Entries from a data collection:
---
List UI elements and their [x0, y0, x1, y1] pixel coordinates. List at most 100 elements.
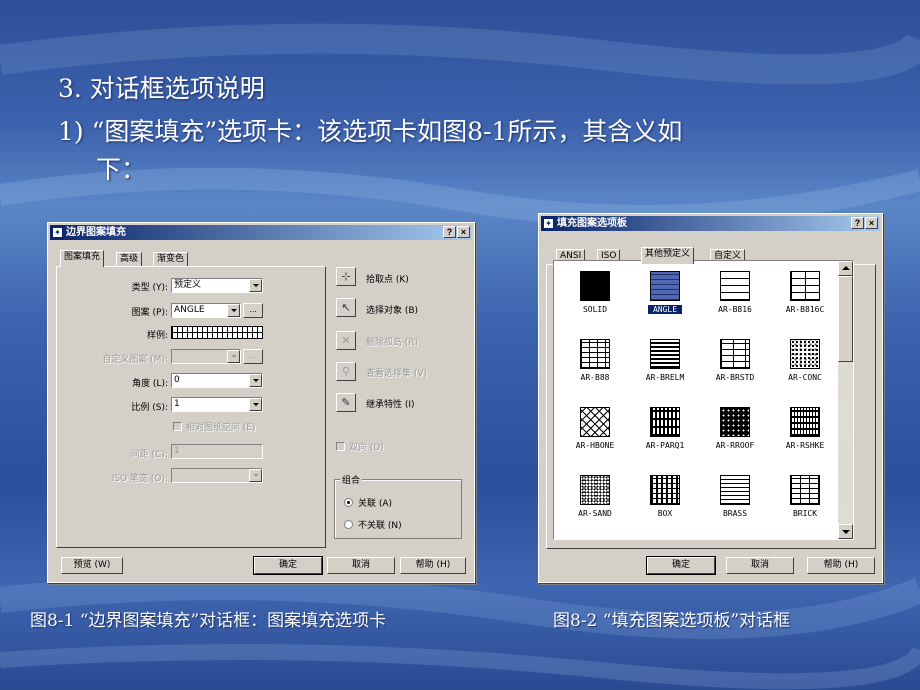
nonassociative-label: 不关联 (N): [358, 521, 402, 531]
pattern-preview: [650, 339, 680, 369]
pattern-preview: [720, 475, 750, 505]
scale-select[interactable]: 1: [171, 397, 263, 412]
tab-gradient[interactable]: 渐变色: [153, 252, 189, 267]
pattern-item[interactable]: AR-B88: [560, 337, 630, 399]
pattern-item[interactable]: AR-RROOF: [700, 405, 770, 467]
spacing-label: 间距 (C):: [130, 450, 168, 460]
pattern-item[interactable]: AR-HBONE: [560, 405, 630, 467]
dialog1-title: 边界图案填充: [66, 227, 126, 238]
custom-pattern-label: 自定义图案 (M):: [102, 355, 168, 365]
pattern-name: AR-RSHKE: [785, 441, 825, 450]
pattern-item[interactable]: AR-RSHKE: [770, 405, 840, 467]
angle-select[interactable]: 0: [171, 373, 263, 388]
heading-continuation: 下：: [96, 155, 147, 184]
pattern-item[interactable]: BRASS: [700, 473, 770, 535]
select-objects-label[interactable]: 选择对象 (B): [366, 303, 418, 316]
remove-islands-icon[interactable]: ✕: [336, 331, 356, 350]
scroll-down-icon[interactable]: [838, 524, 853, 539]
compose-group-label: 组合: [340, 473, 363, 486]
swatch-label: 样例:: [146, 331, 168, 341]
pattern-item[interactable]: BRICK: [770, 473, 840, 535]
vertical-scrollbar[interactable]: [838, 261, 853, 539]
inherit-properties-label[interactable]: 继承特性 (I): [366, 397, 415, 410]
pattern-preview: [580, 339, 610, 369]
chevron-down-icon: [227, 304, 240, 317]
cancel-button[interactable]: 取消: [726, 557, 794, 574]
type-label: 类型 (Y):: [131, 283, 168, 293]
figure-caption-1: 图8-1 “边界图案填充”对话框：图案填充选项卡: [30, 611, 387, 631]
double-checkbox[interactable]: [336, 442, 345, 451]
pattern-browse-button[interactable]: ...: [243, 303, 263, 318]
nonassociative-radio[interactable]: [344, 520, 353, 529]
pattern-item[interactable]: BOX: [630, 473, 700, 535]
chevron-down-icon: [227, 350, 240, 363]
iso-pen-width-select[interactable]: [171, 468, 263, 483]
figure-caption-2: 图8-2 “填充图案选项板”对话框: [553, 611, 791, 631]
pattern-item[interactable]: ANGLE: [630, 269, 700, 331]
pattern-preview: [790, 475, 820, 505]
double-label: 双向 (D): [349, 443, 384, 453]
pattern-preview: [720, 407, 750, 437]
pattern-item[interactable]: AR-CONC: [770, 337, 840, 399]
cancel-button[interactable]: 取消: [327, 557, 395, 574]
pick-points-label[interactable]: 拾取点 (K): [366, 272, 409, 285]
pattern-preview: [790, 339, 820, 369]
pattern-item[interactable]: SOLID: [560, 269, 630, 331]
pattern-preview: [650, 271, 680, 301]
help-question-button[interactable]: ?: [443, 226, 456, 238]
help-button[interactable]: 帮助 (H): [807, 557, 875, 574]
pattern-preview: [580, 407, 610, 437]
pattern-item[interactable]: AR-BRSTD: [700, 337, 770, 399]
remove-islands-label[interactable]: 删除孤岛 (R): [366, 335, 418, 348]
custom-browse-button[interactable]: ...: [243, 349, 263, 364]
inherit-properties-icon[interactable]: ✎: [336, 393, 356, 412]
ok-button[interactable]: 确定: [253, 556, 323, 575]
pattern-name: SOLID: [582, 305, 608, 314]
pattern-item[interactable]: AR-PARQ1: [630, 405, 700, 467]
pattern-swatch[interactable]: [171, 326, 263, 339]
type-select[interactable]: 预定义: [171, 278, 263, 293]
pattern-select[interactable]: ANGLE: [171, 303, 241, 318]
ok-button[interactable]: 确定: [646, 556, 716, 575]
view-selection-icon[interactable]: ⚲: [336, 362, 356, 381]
---
Rename "pattern-item" to "hatch-item" wherever it occurs in the entries above, and reproduce every other line and character unchanged. Omit the pictures from your output.

* **Result of this exercise**
List UI elements and their [x0, y0, x1, y1] pixel coordinates. List at most 100 elements.
nonassociative-label: 不关联 (N): [358, 521, 402, 531]
pattern-preview: [650, 339, 680, 369]
pattern-preview: [720, 475, 750, 505]
scale-select[interactable]: 1: [171, 397, 263, 412]
tab-gradient[interactable]: 渐变色: [153, 252, 189, 267]
hatch-item[interactable]: AR-B88: [560, 337, 630, 399]
hatch-item[interactable]: AR-RROOF: [700, 405, 770, 467]
spacing-label: 间距 (C):: [130, 450, 168, 460]
hatch-item[interactable]: AR-HBONE: [560, 405, 630, 467]
dialog1-title: 边界图案填充: [66, 227, 126, 238]
custom-pattern-label: 自定义图案 (M):: [102, 355, 168, 365]
pattern-name: AR-RSHKE: [785, 441, 825, 450]
hatch-item[interactable]: AR-RSHKE: [770, 405, 840, 467]
angle-select[interactable]: 0: [171, 373, 263, 388]
heading-continuation: 下：: [96, 155, 147, 184]
hatch-item[interactable]: BRASS: [700, 473, 770, 535]
select-objects-label[interactable]: 选择对象 (B): [366, 303, 418, 316]
remove-islands-icon[interactable]: ✕: [336, 331, 356, 350]
scroll-down-icon[interactable]: [838, 524, 853, 539]
compose-group-label: 组合: [340, 473, 363, 486]
swatch-label: 样例:: [146, 331, 168, 341]
hatch-item[interactable]: BRICK: [770, 473, 840, 535]
vertical-scrollbar[interactable]: [838, 261, 853, 539]
inherit-properties-label[interactable]: 继承特性 (I): [366, 397, 415, 410]
pattern-preview: [580, 339, 610, 369]
chevron-down-icon: [227, 304, 240, 317]
cancel-button[interactable]: 取消: [726, 557, 794, 574]
type-label: 类型 (Y):: [131, 283, 168, 293]
figure-caption-1: 图8-1 “边界图案填充”对话框：图案填充选项卡: [30, 611, 387, 631]
double-checkbox[interactable]: [336, 442, 345, 451]
pattern-browse-button[interactable]: ...: [243, 303, 263, 318]
nonassociative-radio[interactable]: [344, 520, 353, 529]
hatch-item[interactable]: BOX: [630, 473, 700, 535]
chevron-down-icon: [227, 350, 240, 363]
iso-pen-width-select[interactable]: [171, 468, 263, 483]
figure-caption-2: 图8-2 “填充图案选项板”对话框: [553, 611, 791, 631]
hatch-item[interactable]: ANGLE: [630, 269, 700, 331]
pattern-preview: [790, 475, 820, 505]
double-label: 双向 (D): [349, 443, 384, 453]
pattern-preview: [720, 407, 750, 437]
hatch-item[interactable]: AR-CONC: [770, 337, 840, 399]
cancel-button[interactable]: 取消: [327, 557, 395, 574]
pick-points-label[interactable]: 拾取点 (K): [366, 272, 409, 285]
pattern-preview: [790, 339, 820, 369]
hatch-item[interactable]: SOLID: [560, 269, 630, 331]
pattern-preview: [650, 271, 680, 301]
help-question-button[interactable]: ?: [443, 226, 456, 238]
help-button[interactable]: 帮助 (H): [807, 557, 875, 574]
pattern-preview: [580, 407, 610, 437]
hatch-item[interactable]: AR-BRSTD: [700, 337, 770, 399]
remove-islands-label[interactable]: 删除孤岛 (R): [366, 335, 418, 348]
custom-browse-button[interactable]: ...: [243, 349, 263, 364]
inherit-properties-icon[interactable]: ✎: [336, 393, 356, 412]
ok-button[interactable]: 确定: [253, 556, 323, 575]
pattern-name: SOLID: [582, 305, 608, 314]
hatch-item[interactable]: AR-PARQ1: [630, 405, 700, 467]
pattern-swatch[interactable]: [171, 326, 263, 339]
type-select[interactable]: 预定义: [171, 278, 263, 293]
pattern-select[interactable]: ANGLE: [171, 303, 241, 318]
ok-button[interactable]: 确定: [646, 556, 716, 575]
view-selection-icon[interactable]: ⚲: [336, 362, 356, 381]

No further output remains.